[Recorded data]
begin

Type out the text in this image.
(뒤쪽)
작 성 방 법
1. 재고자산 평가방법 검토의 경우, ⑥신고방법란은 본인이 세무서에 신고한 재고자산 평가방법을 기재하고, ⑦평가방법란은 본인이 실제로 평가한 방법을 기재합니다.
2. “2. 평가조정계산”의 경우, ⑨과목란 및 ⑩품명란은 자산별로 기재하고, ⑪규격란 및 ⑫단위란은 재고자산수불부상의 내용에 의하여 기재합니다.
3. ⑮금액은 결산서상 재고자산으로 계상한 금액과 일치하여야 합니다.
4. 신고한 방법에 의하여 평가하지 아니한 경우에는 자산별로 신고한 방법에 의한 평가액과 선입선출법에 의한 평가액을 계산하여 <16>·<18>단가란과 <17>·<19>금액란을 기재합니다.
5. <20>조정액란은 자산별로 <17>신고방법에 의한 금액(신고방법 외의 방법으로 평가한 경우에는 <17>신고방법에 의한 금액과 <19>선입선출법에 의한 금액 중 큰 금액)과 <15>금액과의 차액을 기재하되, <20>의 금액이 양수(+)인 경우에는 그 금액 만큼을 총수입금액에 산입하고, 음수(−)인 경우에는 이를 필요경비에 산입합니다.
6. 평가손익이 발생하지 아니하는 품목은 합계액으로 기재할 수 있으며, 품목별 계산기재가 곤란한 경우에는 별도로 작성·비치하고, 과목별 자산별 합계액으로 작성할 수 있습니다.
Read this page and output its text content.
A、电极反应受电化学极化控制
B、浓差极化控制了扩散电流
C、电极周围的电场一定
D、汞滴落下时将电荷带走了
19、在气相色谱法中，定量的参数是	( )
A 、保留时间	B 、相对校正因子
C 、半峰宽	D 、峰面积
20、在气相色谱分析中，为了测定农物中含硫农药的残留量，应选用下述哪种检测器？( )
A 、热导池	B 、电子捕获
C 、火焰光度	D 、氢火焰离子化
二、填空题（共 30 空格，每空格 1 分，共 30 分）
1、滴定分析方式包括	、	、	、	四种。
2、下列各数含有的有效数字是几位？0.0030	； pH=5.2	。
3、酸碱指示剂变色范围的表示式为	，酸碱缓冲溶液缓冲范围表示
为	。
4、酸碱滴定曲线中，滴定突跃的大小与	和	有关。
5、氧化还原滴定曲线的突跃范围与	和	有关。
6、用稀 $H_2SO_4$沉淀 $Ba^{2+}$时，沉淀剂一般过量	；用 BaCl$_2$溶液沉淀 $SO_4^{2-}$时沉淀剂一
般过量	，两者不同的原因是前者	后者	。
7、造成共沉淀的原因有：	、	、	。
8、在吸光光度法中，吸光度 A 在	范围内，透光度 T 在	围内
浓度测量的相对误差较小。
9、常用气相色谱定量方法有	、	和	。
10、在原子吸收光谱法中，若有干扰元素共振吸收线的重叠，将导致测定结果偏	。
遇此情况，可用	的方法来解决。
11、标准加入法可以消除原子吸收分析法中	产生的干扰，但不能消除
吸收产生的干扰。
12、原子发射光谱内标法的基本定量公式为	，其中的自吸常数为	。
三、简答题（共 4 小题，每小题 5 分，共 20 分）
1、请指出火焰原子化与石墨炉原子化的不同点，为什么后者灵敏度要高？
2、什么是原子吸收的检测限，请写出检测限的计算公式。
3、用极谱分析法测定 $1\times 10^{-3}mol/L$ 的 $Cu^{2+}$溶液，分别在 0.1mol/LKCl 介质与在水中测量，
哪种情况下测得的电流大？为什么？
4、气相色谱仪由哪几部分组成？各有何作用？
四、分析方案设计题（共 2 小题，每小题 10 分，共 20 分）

end
begin

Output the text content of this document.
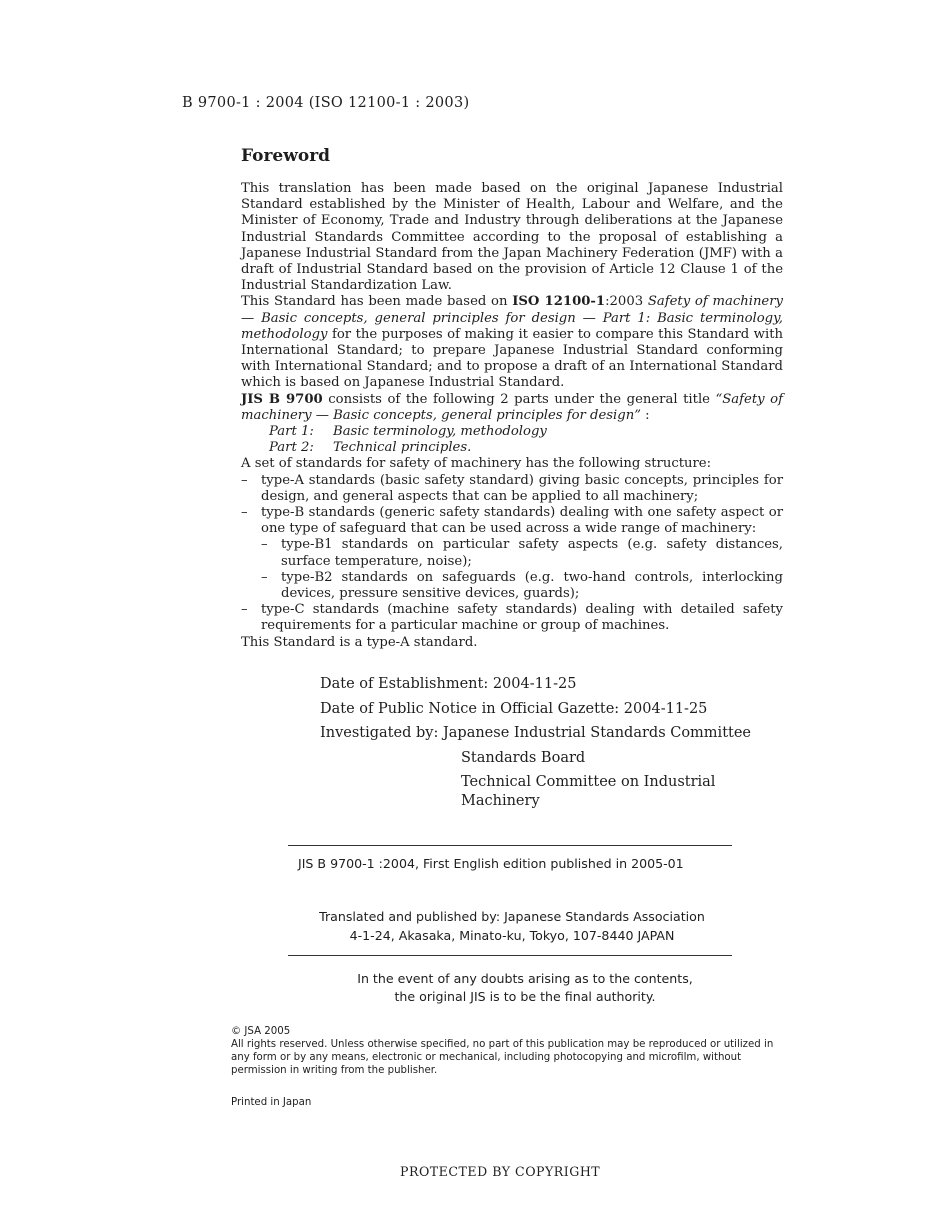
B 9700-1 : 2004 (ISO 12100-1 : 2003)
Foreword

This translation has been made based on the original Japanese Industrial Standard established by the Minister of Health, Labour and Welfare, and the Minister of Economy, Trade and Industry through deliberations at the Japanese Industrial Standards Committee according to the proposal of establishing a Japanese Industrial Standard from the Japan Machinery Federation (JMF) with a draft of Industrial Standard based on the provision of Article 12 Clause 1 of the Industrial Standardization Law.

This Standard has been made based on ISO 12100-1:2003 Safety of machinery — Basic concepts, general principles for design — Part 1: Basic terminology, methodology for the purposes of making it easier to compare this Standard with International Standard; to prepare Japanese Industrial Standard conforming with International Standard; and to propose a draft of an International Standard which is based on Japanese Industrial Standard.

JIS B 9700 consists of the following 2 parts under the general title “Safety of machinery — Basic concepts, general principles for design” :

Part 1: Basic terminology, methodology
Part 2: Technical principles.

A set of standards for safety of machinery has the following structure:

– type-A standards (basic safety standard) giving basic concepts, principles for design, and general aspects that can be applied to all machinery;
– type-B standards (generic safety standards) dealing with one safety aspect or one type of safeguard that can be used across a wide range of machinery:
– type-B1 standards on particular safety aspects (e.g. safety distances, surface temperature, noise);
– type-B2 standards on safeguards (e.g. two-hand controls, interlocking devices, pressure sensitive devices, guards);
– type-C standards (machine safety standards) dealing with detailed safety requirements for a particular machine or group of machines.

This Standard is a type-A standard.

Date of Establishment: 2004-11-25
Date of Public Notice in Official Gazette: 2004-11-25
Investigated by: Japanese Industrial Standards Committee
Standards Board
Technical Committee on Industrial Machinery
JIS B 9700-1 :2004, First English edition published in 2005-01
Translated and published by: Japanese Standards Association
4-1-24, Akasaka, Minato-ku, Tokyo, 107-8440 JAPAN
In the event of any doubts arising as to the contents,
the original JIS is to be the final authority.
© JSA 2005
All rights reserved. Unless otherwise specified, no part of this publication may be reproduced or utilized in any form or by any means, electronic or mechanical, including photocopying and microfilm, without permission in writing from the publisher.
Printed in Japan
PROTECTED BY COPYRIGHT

end

Find every line that holds "Technical" and copy it.

**Solution for this exercise:**
Part 2: Technical principles.
Technical Committee on Industrial Machinery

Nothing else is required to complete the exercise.